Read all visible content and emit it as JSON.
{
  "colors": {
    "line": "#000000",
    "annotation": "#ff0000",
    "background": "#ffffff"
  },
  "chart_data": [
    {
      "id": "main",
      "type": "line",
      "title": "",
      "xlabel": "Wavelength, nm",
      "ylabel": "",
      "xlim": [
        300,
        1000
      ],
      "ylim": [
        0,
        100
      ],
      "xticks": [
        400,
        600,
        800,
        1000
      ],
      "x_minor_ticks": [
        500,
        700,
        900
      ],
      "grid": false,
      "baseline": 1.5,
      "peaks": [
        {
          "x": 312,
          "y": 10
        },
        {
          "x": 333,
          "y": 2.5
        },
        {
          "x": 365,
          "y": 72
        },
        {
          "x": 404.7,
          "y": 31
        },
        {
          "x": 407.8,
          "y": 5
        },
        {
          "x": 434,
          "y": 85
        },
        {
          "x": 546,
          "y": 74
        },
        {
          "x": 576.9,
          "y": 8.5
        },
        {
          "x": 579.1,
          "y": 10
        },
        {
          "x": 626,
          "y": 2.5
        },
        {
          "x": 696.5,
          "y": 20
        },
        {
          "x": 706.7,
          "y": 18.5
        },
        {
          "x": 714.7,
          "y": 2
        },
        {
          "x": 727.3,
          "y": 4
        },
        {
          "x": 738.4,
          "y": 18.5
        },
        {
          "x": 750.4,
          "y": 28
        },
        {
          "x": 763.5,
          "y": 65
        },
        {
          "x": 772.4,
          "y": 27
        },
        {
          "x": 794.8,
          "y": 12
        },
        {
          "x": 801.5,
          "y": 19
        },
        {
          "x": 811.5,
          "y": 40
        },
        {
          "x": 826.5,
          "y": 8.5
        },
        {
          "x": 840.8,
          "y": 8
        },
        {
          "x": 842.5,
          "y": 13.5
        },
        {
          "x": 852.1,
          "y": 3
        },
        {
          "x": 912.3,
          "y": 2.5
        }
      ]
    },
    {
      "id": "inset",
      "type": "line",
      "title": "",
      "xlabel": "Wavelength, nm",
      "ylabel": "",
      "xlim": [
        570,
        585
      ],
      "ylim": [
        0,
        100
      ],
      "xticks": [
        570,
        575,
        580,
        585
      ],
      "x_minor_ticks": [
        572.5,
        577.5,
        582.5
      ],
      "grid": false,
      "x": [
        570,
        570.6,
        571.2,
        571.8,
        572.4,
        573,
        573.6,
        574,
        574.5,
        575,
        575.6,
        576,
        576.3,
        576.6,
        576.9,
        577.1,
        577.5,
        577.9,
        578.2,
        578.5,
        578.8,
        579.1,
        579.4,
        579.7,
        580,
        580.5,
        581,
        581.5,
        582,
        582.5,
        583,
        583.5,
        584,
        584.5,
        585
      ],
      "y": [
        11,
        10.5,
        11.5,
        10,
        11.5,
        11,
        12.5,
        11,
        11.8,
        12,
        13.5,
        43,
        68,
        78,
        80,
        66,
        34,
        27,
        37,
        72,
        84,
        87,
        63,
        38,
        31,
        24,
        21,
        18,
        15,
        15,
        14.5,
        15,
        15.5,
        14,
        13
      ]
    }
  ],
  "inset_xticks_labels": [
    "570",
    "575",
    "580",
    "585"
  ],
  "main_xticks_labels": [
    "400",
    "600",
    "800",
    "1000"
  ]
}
--- --- ---
■ Given exercise
Write out the entries above word for word.

■ Task response
Read all visible content and emit it as JSON.
{
  "colors": {
    "line": "#000000",
    "annotation": "#ff0000",
    "background": "#ffffff"
  },
  "chart_data": [
    {
      "id": "main",
      "type": "line",
      "title": "",
      "xlabel": "Wavelength, nm",
      "ylabel": "",
      "xlim": [
        300,
        1000
      ],
      "ylim": [
        0,
        100
      ],
      "xticks": [
        400,
        600,
        800,
        1000
      ],
      "x_minor_ticks": [
        500,
        700,
        900
      ],
      "grid": false,
      "baseline": 1.5,
      "peaks": [
        {
          "x": 312,
          "y": 10
        },
        {
          "x": 333,
          "y": 2.5
        },
        {
          "x": 365,
          "y": 72
        },
        {
          "x": 404.7,
          "y": 31
        },
        {
          "x": 407.8,
          "y": 5
        },
        {
          "x": 434,
          "y": 85
        },
        {
          "x": 546,
          "y": 74
        },
        {
          "x": 576.9,
          "y": 8.5
        },
        {
          "x": 579.1,
          "y": 10
        },
        {
          "x": 626,
          "y": 2.5
        },
        {
          "x": 696.5,
          "y": 20
        },
        {
          "x": 706.7,
          "y": 18.5
        },
        {
          "x": 714.7,
          "y": 2
        },
        {
          "x": 727.3,
          "y": 4
        },
        {
          "x": 738.4,
          "y": 18.5
        },
        {
          "x": 750.4,
          "y": 28
        },
        {
          "x": 763.5,
          "y": 65
        },
        {
          "x": 772.4,
          "y": 27
        },
        {
          "x": 794.8,
          "y": 12
        },
        {
          "x": 801.5,
          "y": 19
        },
        {
          "x": 811.5,
          "y": 40
        },
        {
          "x": 826.5,
          "y": 8.5
        },
        {
          "x": 840.8,
          "y": 8
        },
        {
          "x": 842.5,
          "y": 13.5
        },
        {
          "x": 852.1,
          "y": 3
        },
        {
          "x": 912.3,
          "y": 2.5
        }
      ]
    },
    {
      "id": "inset",
      "type": "line",
      "title": "",
      "xlabel": "Wavelength, nm",
      "ylabel": "",
      "xlim": [
        570,
        585
      ],
      "ylim": [
        0,
        100
      ],
      "xticks": [
        570,
        575,
        580,
        585
      ],
      "x_minor_ticks": [
        572.5,
        577.5,
        582.5
      ],
      "grid": false,
      "x": [
        570,
        570.6,
        571.2,
        571.8,
        572.4,
        573,
        573.6,
        574,
        574.5,
        575,
        575.6,
        576,
        576.3,
        576.6,
        576.9,
        577.1,
        577.5,
        577.9,
        578.2,
        578.5,
        578.8,
        579.1,
        579.4,
        579.7,
        580,
        580.5,
        581,
        581.5,
        582,
        582.5,
        583,
        583.5,
        584,
        584.5,
        585
      ],
      "y": [
        11,
        10.5,
        11.5,
        10,
        11.5,
        11,
        12.5,
        11,
        11.8,
        12,
        13.5,
        43,
        68,
        78,
        80,
        66,
        34,
        27,
        37,
        72,
        84,
        87,
        63,
        38,
        31,
        24,
        21,
        18,
        15,
        15,
        14.5,
        15,
        15.5,
        14,
        13
      ]
    }
  ],
  "inset_xticks_labels": [
    "570",
    "575",
    "580",
    "585"
  ],
  "main_xticks_labels": [
    "400",
    "600",
    "800",
    "1000"
  ]
}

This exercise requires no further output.